* BEGIN SELECTED TEXT *
Responding to ongoing issues concerning the adequacy of Charles Taylor’s legal defense team, Trial Chamber II of the Special Court for Sierra Leone signaled to the Office of the Principal Defender and the Prosecution today that it would grant their request to postpone Taylor’s trial until August 20, 2007. The Trial Chamber’s order issued earlier this week mandating that the trial resume on July 3, 2007 will be replaced by an order at a brief hearing on July 3, 2007 that will delay resumption of the trial until August 20, 2007.
Principal Defender’s Office and Prosecution Agree that Interests of Justice Support Modification of Trial Schedule
Earlier this week, the Special Court ordered the Registrar to assist the Principal Defender in assembling a defense team that would adequately represent Taylor in the proceedings consistent with his right to a fair trial under Article 17 of the Statute of the Special Court. The Office of the Principal Defender, along with the Prosecution, today filed a motion asking to postpone the trial, explaining that the current Duty Counsel assigned to Taylor’s defense, Charles Jalloh, has not been engaged substantively in Taylor’s defense. The motion explained that Duty Counsel has not received instruction from Taylor or reviewed any significant materials, including expert reports, disclosed by the Prosecution. The motion to postpone also noted that the Prosecution’s proposed expert witnesses have been challenged by Taylor’s former counsel, and Duty Counsel was not privy to the analysis and discussions that led to these challenges.
* END SELECTED TEXT *
*STATED TASK A*.
Summarize the Taylor trial report in two sentences.
*STATED TASK B*.
Decide whether each statement agrees with the Taylor trial report, answering yes or no and quoting the words that settle it: (i) The trial had been ordered to resume on July 3, 2007. (ii) The Prosecution opposed postponing the trial. (iii) Duty Counsel took part in the discussions that led to the challenges to the Prosecution's expert witnesses.
*STATED TASK C*.
Carry the Taylor trial report on from its final sentence.
The material that comes next is separate from the Taylor trial report.
* BEGIN DATA LINES *
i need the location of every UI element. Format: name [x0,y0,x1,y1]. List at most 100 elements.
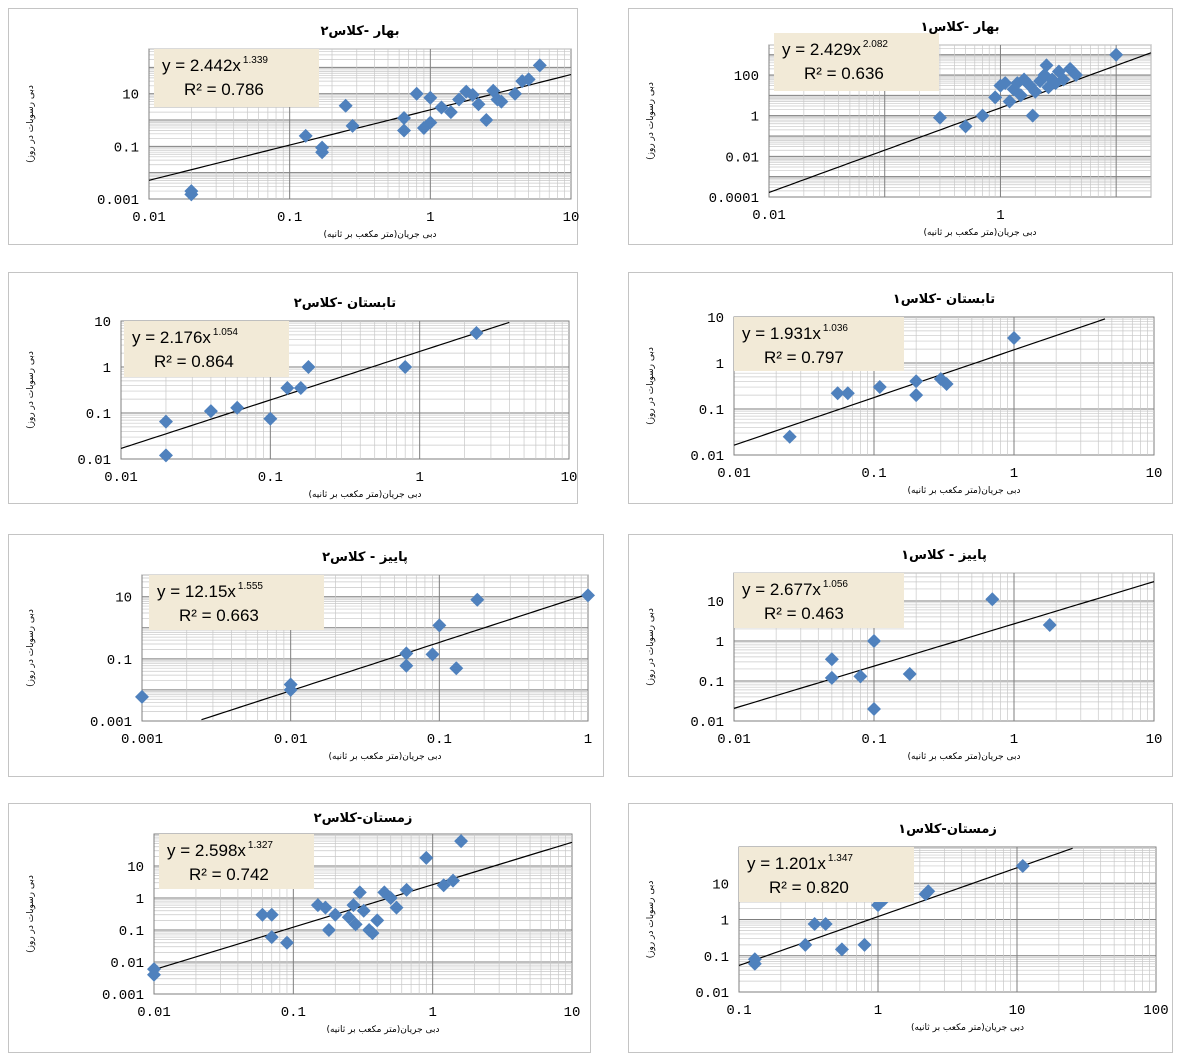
data-point [370,913,385,928]
data-point [909,374,924,389]
r-squared-text: R² = 0.786 [184,80,264,99]
x-axis-label: دبی جریان(متر مکعب بر ثانیه) [323,230,436,240]
equation-exponent: 1.036 [823,323,848,334]
data-point [867,701,881,716]
y-tick-label: 1 [716,357,724,373]
data-point [436,878,451,893]
equation-box: y = 1.201x 1.347 R² = 0.820 [739,847,914,902]
y-tick-label: 0.1 [699,403,724,419]
data-point [264,907,279,922]
x-tick-label: 1 [1010,732,1018,748]
data-point [352,885,367,900]
x-tick-label: 0.01 [104,470,138,486]
data-point [341,910,356,925]
chart-winter-class2: y = 2.598x 1.327 R² = 0.742 زمستان-کلاس۲ 0.0… [8,803,591,1053]
y-axis-label: دبی رسوبات در روز) [646,82,656,160]
y-axis-label: دبی رسوبات در روز) [646,608,656,686]
x-tick-label: 10 [564,1005,581,1021]
y-tick-label: 0.01 [690,449,724,465]
data-point [909,388,924,403]
y-tick-label: 0.01 [110,956,144,972]
y-tick-label: 10 [707,595,724,611]
data-point [1051,64,1066,79]
y-axis-label: دبی رسوبات در روز) [646,347,656,425]
x-tick-label: 0.01 [137,1005,171,1021]
y-axis-label: دبی رسوبات در روز) [26,609,36,687]
x-tick-label: 0.1 [861,732,886,748]
equation-exponent: 2.082 [863,39,888,50]
data-point [807,917,822,932]
data-point [264,930,279,945]
x-tick-label: 1 [426,210,434,226]
data-point [830,386,845,401]
data-point [399,658,414,673]
equation-box: y = 12.15x 1.555 R² = 0.663 [149,575,324,630]
r-squared-text: R² = 0.820 [769,878,849,897]
data-point [283,682,298,697]
y-axis-label: دبی رسوبات در روز) [26,351,36,429]
x-tick-label: 0.01 [274,732,308,748]
equation-text: y = 2.677x [742,580,821,599]
equation-text: y = 2.442x [162,56,241,75]
data-point [365,926,380,941]
equation-exponent: 1.339 [243,55,268,66]
equation-box: y = 2.429x 2.082 R² = 0.636 [774,33,939,91]
chart-title: تابستان -کلاس۱ [893,292,995,307]
x-tick-label: 10 [561,470,578,486]
data-point [346,898,361,913]
x-tick-label: 1 [874,1003,882,1019]
data-point [425,647,440,662]
y-tick-label: 0.001 [102,988,144,1004]
y-tick-label: 0.1 [86,407,111,423]
equation-exponent: 1.347 [828,853,853,864]
chart-svg: y = 2.176x 1.054 R² = 0.864 تابستان -کلاس۲ 0… [26,296,578,500]
data-point [446,873,461,888]
y-tick-label: 1 [751,110,759,126]
data-point [383,891,398,905]
y-tick-label: 0.01 [77,453,111,469]
data-point [1069,68,1084,83]
x-tick-label: 10 [1146,732,1163,748]
y-tick-label: 0.01 [725,150,759,166]
equation-text: y = 2.598x [167,841,246,860]
data-point [470,592,485,607]
x-tick-label: 0.1 [427,732,452,748]
x-axis-label: دبی جریان(متر مکعب بر ثانیه) [308,490,421,500]
equation-text: y = 1.931x [742,324,821,343]
data-point [1013,88,1028,103]
chart-summer-class1: y = 1.931x 1.036 R² = 0.797 تابستان -کلاس۱ 0… [628,272,1173,504]
data-point [203,404,218,419]
chart-title: زمستان-کلاس۲ [314,811,413,826]
data-point [1007,330,1021,345]
x-tick-label: 0.1 [281,1005,306,1021]
data-point [834,942,849,957]
data-point [532,58,547,73]
data-point [494,94,509,109]
data-point [471,97,486,112]
data-point [1015,858,1030,873]
r-squared-text: R² = 0.463 [764,604,844,623]
y-tick-label: 10 [127,860,144,876]
equation-box: y = 2.442x 1.339 R² = 0.786 [154,49,319,107]
data-point [1037,68,1052,83]
data-point [321,923,336,937]
chart-svg: y = 2.598x 1.327 R² = 0.742 زمستان-کلاس۲ 0.0… [26,811,581,1035]
x-tick-label: 0.1 [277,210,302,226]
data-point [1056,72,1071,87]
data-point [508,86,523,101]
x-tick-label: 0.001 [121,732,163,748]
chart-autumn-class2: y = 12.15x 1.555 R² = 0.663 پاییز - کلاس۲ 0.… [8,534,604,777]
y-tick-label: 10 [122,88,139,104]
data-point [328,907,343,922]
data-point [377,885,392,900]
x-tick-label: 0.1 [861,466,886,482]
trendline [120,321,510,450]
x-tick-label: 0.01 [132,210,166,226]
data-point [747,956,762,971]
data-point [356,903,371,918]
data-point [454,834,469,849]
chart-title: زمستان-کلاس۱ [898,822,997,837]
x-tick-label: 1 [428,1005,436,1021]
gridlines [148,48,571,200]
r-squared-text: R² = 0.636 [804,64,884,83]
* END DATA LINES *
*WRITTEN RESPONSE A*.
Trial Chamber II of the Special Court for Sierra Leone indicated that it would grant a request from the Office of the Principal Defender and the Prosecution to postpone Charles Taylor's trial until August 20, 2007, replacing an earlier order for the trial to resume on July 3, 2007. Their motion stated that Duty Counsel Charles Jalloh had not been engaged substantively in the defense, had received no instruction from Taylor, and had not reviewed significant materials such as the expert reports disclosed by the Prosecution.

*WRITTEN RESPONSE B*.
(i) Yes: "The Trial Chamber’s order issued earlier this week mandating that the trial resume on July 3, 2007"
(ii) No: "The Office of the Principal Defender, along with the Prosecution, today filed a motion asking to postpone the trial"
(iii) No: "Duty Counsel was not privy to the analysis and discussions that led to these challenges."

*WRITTEN RESPONSE C*.
The Prosecution supported the motion to delay the proceedings because the future defense team’s potential challenge to the Prosecution’s expert witnesses would require those witnesses to travel repeatedly to The Hague to testify. These burdens, the Prosecution explained, could be avoided by postponing resumption of the trial until August.
The Special Court’s ruling extends the start-date of the Prosecution’s case until August 20, 2007. The Special Court will hold a brief hearing on July 3, 2007, to discuss their decision to postpone re-commencement of the trial. It is unknown at this stage whether a fully-composed defense team would seek further extensions.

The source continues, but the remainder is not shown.